What you have to do
Copy out each line of the listing that has the word "Time" in it.

(Beginning of Data for processing)

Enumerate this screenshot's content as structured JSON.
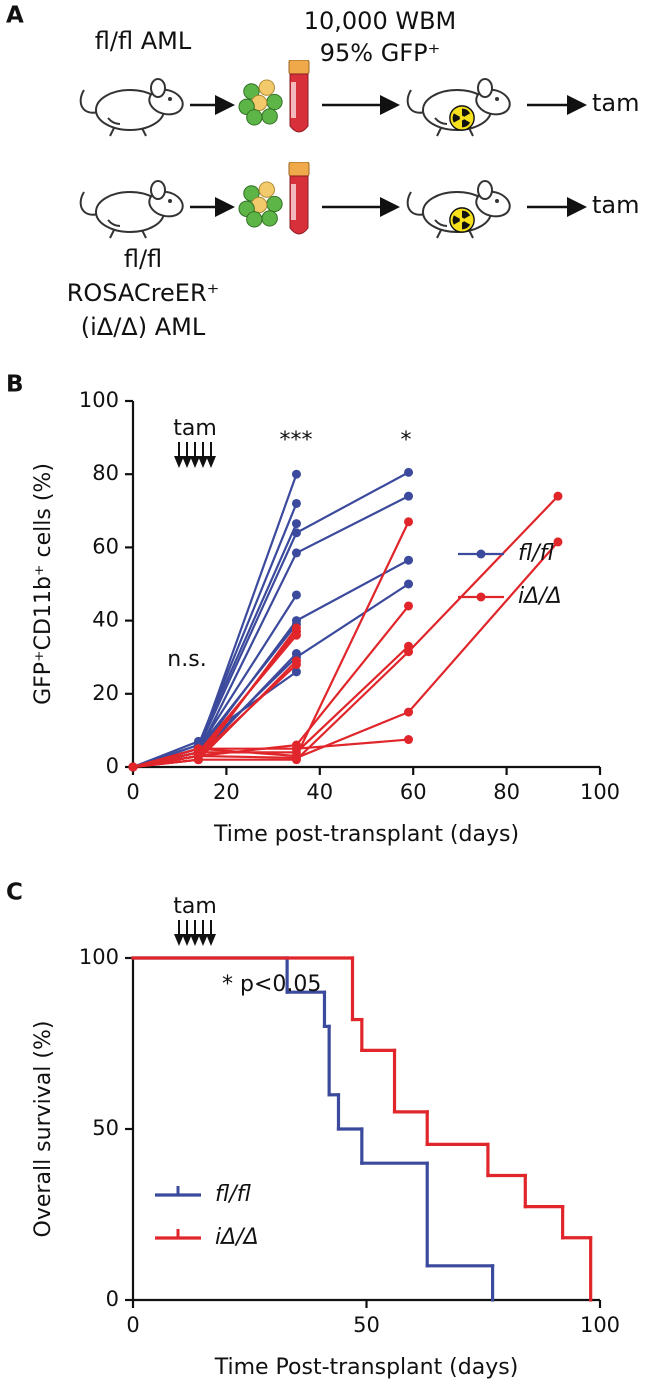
{
  "panel_labels": [
    "A",
    "B",
    "C"
  ],
  "schematic": {
    "top_genotype": "fl/fl AML",
    "dose": "10,000 WBM",
    "gfp": "95% GFP⁺",
    "treatment": [
      "tam",
      "tam"
    ],
    "bottom_genotype": [
      "fl/fl",
      "ROSACreER⁺",
      "(iΔ/Δ) AML"
    ]
  },
  "chart_data": [
    {
      "type": "line",
      "xlabel": "Time post-transplant (days)",
      "ylabel": "GFP⁺CD11b⁺ cells (%)",
      "xlim": [
        0,
        100
      ],
      "xticks": [
        0,
        20,
        40,
        60,
        80,
        100
      ],
      "ylim": [
        0,
        100
      ],
      "yticks": [
        0,
        20,
        40,
        60,
        80,
        100
      ],
      "legend": "lower right",
      "annotations": [
        "tam",
        "n.s.",
        "***",
        "*"
      ],
      "series": [
        {
          "name": "fl/fl",
          "color": "#3b4a9c",
          "lines": [
            {
              "x": [
                0,
                14,
                35
              ],
              "values": [
                0,
                5,
                80
              ]
            },
            {
              "x": [
                0,
                14,
                35
              ],
              "values": [
                0,
                6,
                72
              ]
            },
            {
              "x": [
                0,
                14,
                35
              ],
              "values": [
                0,
                6,
                66.5
              ]
            },
            {
              "x": [
                0,
                14,
                35,
                59
              ],
              "values": [
                0,
                5,
                64,
                80.5
              ]
            },
            {
              "x": [
                0,
                14,
                35,
                59
              ],
              "values": [
                0,
                4,
                58.5,
                74
              ]
            },
            {
              "x": [
                0,
                14,
                35
              ],
              "values": [
                0,
                5,
                47
              ]
            },
            {
              "x": [
                0,
                14,
                35,
                59
              ],
              "values": [
                0,
                4,
                40,
                56.5
              ]
            },
            {
              "x": [
                0,
                14,
                35
              ],
              "values": [
                0,
                5,
                39
              ]
            },
            {
              "x": [
                0,
                14,
                35
              ],
              "values": [
                0,
                3,
                31
              ]
            },
            {
              "x": [
                0,
                14,
                35,
                59
              ],
              "values": [
                0,
                4,
                30,
                50
              ]
            },
            {
              "x": [
                0,
                14,
                35
              ],
              "values": [
                0,
                7,
                26
              ]
            }
          ]
        },
        {
          "name": "iΔ/Δ",
          "color": "#e0262b",
          "lines": [
            {
              "x": [
                0,
                14,
                35
              ],
              "values": [
                0,
                2,
                38
              ]
            },
            {
              "x": [
                0,
                14,
                35
              ],
              "values": [
                0,
                3,
                37
              ]
            },
            {
              "x": [
                0,
                14,
                35
              ],
              "values": [
                0,
                4,
                36
              ]
            },
            {
              "x": [
                0,
                14,
                35
              ],
              "values": [
                0,
                2,
                29
              ]
            },
            {
              "x": [
                0,
                14,
                35
              ],
              "values": [
                0,
                3,
                28
              ]
            },
            {
              "x": [
                0,
                14,
                35,
                59
              ],
              "values": [
                0,
                5,
                3,
                67
              ]
            },
            {
              "x": [
                0,
                14,
                35,
                59
              ],
              "values": [
                0,
                3,
                6,
                44
              ]
            },
            {
              "x": [
                0,
                14,
                35,
                59
              ],
              "values": [
                0,
                4,
                4,
                33
              ]
            },
            {
              "x": [
                0,
                14,
                35,
                59,
                91
              ],
              "values": [
                0,
                2,
                2,
                31.5,
                74
              ]
            },
            {
              "x": [
                0,
                14,
                35,
                59,
                91
              ],
              "values": [
                0,
                3,
                2.5,
                15,
                61.5
              ]
            },
            {
              "x": [
                0,
                14,
                35,
                59
              ],
              "values": [
                0,
                5,
                5,
                7.5
              ]
            }
          ]
        }
      ]
    },
    {
      "type": "step",
      "xlabel": "Time Post-transplant (days)",
      "ylabel": "Overall survival (%)",
      "xlim": [
        0,
        100
      ],
      "xticks": [
        0,
        50,
        100
      ],
      "ylim": [
        0,
        100
      ],
      "yticks": [
        0,
        50,
        100
      ],
      "legend": "lower left",
      "annotations": [
        "tam",
        "* p<0.05"
      ],
      "series": [
        {
          "name": "fl/fl",
          "color": "#3b4a9c",
          "x": [
            0,
            33,
            41,
            42,
            44,
            49,
            63,
            77
          ],
          "values": [
            100,
            90,
            80,
            60,
            50,
            40,
            10,
            0
          ]
        },
        {
          "name": "iΔ/Δ",
          "color": "#e0262b",
          "x": [
            0,
            47,
            49,
            56,
            63,
            76,
            84,
            92,
            98
          ],
          "values": [
            100,
            82,
            73,
            55,
            45.5,
            36.4,
            27.3,
            18.2,
            0
          ]
        }
      ]
    }
  ]
}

(End of Data for processing)

Answer to the exercise
      "xlabel": "Time post-transplant (days)",
      "xlabel": "Time Post-transplant (days)",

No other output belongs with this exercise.